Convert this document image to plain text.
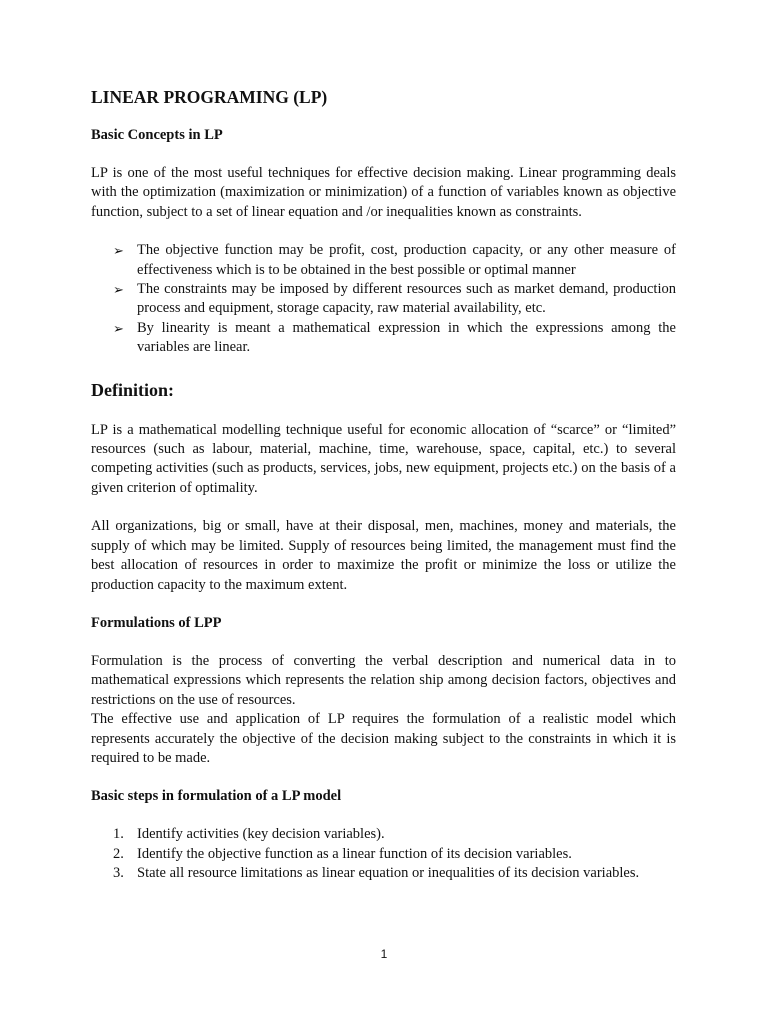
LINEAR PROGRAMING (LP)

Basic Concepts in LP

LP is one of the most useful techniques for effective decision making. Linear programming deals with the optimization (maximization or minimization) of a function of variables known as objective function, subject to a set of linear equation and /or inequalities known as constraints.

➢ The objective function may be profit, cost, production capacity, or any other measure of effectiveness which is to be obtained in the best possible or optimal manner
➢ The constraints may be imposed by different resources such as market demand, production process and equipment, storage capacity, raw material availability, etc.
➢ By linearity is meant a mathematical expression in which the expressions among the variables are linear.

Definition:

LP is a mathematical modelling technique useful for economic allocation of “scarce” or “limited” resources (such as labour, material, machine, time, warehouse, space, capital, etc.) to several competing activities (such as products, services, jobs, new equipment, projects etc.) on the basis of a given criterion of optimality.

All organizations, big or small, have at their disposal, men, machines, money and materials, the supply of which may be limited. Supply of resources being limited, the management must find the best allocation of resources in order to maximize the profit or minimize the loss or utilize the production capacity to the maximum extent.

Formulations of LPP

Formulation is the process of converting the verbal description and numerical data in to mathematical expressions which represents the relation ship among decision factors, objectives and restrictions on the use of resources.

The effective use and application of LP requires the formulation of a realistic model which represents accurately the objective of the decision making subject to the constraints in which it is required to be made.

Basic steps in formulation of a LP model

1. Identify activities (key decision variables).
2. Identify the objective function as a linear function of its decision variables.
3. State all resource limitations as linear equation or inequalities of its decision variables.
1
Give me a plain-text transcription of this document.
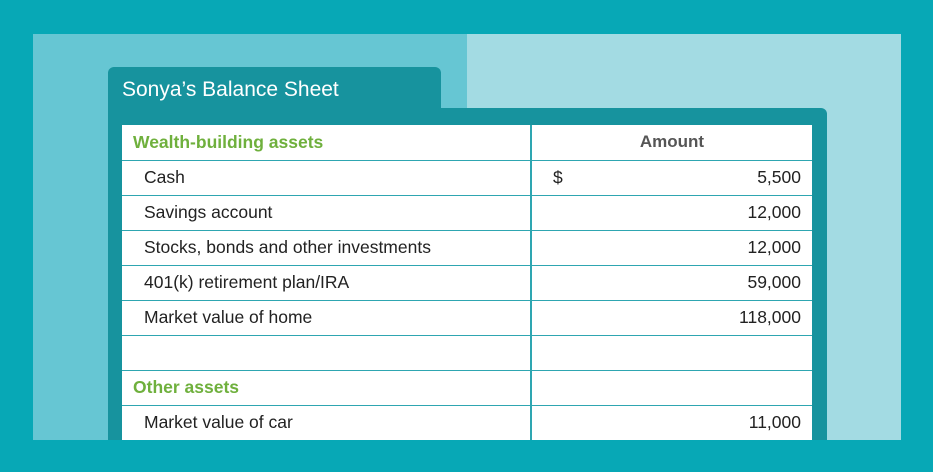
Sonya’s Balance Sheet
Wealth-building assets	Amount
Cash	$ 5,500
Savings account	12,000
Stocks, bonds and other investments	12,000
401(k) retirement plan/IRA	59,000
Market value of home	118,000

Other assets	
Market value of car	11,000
◆ ◆ ◆ ◆
■ Task brief:
Lines containing the word "process" must all be returned from the material above.

■ Finished task:
➢ The constraints may be imposed by different resources such as market demand, production process and equipment, storage capacity, raw material availability, etc.
Formulation is the process of converting the verbal description and numerical data in to mathematical expressions which represents the relation ship among decision factors, objectives and restrictions on the use of resources.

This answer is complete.